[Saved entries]
<<<<
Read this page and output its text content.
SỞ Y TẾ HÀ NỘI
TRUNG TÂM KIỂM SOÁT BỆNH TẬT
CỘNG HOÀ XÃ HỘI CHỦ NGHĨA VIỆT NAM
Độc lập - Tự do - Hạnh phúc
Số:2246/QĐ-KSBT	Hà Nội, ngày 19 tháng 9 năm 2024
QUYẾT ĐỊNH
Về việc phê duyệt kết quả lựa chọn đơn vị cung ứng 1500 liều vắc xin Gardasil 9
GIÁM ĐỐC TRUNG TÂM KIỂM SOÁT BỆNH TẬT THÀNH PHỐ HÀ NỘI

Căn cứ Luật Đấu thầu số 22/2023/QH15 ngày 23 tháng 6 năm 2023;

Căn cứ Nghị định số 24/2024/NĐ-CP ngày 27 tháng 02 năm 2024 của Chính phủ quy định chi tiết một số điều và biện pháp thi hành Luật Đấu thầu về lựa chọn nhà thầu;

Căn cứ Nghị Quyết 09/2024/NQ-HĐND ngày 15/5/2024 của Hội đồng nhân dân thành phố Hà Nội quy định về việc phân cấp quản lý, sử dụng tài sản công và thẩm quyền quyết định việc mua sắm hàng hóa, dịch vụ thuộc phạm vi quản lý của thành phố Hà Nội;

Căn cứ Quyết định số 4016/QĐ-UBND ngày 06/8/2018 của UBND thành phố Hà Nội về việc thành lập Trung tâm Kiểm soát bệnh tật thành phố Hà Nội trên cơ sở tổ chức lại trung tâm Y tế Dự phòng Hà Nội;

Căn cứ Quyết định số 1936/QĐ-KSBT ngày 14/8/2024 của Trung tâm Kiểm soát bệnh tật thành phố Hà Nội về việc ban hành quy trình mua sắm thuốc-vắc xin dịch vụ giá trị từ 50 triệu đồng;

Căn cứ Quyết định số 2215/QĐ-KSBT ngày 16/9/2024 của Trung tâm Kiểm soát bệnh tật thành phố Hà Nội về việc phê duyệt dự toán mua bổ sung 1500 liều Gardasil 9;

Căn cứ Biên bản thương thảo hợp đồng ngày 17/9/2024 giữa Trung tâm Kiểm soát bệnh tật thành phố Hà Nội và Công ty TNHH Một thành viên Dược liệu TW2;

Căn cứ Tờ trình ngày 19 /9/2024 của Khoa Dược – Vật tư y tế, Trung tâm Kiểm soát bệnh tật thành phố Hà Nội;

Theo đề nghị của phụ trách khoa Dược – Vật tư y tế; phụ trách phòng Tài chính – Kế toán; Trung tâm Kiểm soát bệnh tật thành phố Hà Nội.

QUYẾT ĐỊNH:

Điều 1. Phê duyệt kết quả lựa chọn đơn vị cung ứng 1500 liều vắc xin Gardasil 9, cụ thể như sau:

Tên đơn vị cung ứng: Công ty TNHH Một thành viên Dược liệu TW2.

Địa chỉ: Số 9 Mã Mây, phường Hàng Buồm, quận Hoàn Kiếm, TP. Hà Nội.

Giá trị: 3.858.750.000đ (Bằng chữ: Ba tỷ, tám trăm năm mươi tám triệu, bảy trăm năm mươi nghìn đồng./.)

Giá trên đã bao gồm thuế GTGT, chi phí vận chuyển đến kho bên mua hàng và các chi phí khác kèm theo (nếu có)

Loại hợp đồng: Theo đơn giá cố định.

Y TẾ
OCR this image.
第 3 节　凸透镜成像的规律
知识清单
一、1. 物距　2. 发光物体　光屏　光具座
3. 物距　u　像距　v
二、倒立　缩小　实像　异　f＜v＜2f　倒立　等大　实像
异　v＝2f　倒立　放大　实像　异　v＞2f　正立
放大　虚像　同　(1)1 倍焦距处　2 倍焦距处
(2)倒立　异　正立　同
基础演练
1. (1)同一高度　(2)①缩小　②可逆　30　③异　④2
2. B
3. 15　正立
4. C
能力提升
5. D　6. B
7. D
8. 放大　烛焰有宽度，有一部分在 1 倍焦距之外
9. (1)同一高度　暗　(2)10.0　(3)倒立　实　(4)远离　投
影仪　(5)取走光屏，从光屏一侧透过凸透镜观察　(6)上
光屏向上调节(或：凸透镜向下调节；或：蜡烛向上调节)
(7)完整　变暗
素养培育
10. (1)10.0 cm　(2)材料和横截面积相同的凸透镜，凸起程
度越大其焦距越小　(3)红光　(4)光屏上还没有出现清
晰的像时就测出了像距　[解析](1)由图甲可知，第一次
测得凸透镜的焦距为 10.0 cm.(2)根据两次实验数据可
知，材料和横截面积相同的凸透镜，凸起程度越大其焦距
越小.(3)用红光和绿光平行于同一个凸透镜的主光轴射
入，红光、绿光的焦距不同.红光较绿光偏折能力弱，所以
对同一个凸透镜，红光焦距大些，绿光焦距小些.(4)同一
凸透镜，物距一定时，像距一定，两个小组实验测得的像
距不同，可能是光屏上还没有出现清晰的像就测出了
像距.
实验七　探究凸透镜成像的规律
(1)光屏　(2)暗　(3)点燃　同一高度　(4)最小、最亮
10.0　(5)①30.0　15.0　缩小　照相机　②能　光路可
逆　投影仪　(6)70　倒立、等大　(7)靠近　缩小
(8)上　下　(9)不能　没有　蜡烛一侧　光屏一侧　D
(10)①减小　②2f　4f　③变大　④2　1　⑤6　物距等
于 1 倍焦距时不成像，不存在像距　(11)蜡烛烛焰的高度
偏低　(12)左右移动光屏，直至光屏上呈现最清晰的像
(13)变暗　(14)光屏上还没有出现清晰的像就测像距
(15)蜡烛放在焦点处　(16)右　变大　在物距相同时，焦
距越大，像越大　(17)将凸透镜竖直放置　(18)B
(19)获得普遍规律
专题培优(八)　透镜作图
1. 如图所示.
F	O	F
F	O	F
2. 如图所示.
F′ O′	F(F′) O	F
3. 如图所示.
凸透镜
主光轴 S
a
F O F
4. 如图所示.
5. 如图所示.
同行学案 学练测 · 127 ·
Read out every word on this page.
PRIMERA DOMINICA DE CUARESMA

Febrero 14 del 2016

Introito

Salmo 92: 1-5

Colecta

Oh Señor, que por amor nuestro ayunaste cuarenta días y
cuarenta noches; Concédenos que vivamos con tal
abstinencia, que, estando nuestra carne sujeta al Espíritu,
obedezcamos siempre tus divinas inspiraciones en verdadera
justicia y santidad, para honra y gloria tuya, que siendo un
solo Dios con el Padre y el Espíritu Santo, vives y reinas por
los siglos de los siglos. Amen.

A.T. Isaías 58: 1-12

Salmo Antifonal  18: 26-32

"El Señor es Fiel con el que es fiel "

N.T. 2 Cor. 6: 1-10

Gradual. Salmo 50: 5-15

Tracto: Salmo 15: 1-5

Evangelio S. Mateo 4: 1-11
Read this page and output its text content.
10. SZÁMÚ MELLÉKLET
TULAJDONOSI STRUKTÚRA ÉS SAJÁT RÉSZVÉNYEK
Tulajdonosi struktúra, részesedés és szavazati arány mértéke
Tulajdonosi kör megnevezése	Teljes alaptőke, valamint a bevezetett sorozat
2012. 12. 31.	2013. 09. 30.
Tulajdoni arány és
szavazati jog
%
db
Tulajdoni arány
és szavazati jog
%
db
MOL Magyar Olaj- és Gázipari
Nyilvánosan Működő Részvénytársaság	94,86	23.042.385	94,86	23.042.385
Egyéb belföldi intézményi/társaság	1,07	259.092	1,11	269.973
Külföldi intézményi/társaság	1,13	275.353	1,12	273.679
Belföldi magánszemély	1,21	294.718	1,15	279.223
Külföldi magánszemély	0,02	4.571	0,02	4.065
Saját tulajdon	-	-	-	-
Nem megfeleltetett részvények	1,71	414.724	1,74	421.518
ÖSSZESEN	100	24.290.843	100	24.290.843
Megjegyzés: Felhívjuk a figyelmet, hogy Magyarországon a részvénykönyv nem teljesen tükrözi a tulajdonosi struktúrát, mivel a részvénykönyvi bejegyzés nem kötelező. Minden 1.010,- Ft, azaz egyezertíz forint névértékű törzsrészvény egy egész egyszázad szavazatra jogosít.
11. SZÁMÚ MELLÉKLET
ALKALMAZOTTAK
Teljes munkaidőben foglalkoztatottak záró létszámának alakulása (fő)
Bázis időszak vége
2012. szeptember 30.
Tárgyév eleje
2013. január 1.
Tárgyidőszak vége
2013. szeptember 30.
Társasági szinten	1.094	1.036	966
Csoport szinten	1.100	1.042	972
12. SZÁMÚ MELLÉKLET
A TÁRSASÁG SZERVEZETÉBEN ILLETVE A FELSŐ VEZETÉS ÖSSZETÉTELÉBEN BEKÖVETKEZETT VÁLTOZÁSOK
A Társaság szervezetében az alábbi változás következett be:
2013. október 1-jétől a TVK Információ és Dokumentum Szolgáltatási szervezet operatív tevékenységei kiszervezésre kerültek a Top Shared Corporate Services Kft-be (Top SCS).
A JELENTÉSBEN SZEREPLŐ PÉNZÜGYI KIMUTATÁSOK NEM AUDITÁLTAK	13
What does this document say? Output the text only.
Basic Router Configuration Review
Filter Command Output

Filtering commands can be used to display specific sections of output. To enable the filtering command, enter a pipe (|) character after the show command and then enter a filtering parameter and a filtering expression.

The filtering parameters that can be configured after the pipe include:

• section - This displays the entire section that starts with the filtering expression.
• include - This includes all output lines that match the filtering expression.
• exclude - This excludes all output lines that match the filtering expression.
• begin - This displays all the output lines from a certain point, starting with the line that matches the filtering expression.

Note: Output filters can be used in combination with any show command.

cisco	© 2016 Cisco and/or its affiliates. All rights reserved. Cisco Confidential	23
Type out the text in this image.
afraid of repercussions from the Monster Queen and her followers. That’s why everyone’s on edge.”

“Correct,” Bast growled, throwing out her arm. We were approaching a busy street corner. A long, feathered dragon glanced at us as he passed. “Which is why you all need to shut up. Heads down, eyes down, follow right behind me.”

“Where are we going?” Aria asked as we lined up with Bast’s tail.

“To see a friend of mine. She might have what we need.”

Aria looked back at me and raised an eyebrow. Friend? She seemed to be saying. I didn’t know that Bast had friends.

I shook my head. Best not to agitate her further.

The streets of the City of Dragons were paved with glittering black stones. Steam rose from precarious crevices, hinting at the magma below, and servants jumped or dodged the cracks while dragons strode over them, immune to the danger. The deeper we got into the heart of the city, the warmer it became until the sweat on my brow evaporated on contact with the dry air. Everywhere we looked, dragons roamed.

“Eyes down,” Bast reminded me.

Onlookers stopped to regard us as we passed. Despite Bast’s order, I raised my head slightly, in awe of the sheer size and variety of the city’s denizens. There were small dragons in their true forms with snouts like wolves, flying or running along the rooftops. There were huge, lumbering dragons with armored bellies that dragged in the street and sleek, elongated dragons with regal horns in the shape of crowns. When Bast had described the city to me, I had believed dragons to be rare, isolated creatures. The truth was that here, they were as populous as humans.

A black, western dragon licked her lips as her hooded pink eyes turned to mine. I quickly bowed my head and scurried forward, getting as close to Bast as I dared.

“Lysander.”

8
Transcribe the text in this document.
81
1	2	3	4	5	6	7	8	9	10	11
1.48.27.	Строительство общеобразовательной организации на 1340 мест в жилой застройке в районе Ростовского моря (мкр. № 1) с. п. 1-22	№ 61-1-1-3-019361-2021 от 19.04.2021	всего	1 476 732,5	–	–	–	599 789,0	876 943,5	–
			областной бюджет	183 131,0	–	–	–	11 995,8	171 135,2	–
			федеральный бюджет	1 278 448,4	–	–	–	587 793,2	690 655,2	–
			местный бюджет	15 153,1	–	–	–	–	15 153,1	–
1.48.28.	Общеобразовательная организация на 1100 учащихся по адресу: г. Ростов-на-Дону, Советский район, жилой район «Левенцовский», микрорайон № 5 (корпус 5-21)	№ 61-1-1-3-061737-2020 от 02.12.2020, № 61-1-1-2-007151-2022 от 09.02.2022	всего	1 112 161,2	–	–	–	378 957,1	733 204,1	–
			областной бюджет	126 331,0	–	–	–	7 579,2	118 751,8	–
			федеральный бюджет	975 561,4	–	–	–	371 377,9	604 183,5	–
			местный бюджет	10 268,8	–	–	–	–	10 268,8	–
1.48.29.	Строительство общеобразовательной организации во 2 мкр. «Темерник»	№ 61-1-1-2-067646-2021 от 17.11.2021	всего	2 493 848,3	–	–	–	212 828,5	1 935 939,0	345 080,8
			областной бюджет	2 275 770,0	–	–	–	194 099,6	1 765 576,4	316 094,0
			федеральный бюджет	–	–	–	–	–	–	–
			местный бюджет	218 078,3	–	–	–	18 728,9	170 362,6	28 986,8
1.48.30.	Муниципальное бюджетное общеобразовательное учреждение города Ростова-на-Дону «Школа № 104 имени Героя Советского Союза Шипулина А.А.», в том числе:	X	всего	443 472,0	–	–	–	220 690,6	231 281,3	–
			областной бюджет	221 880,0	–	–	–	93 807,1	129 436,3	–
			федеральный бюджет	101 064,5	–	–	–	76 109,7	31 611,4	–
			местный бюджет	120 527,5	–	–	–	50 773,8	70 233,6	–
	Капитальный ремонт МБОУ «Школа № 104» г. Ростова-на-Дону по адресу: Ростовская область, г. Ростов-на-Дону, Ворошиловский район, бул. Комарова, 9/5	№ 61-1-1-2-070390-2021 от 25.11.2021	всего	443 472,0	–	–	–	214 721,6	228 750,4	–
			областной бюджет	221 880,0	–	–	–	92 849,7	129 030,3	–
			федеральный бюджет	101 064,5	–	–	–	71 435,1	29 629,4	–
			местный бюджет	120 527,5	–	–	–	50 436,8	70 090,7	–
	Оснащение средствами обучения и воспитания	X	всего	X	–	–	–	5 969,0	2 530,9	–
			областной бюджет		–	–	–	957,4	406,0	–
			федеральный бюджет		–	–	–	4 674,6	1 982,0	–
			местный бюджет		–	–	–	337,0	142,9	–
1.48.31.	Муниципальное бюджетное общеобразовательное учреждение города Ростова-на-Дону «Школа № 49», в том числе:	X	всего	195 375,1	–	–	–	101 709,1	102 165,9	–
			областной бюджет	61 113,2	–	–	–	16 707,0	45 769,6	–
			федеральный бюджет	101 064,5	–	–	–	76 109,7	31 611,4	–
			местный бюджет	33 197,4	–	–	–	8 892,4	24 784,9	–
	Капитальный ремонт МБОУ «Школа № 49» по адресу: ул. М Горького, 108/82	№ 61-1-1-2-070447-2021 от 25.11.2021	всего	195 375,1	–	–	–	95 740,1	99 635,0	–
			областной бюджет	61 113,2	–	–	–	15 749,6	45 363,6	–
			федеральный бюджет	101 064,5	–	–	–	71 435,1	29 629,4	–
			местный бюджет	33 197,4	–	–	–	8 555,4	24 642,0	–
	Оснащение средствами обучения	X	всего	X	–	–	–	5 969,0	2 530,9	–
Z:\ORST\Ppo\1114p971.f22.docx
>>>>
▶ _AIM OF THE EXERCISE_
Gather each line of the records holding the string "viên".

▶ _EXERCISE ANSWER_
Căn cứ Biên bản thương thảo hợp đồng ngày 17/9/2024 giữa Trung tâm Kiểm soát bệnh tật thành phố Hà Nội và Công ty TNHH Một thành viên Dược liệu TW2;
Tên đơn vị cung ứng: Công ty TNHH Một thành viên Dược liệu TW2.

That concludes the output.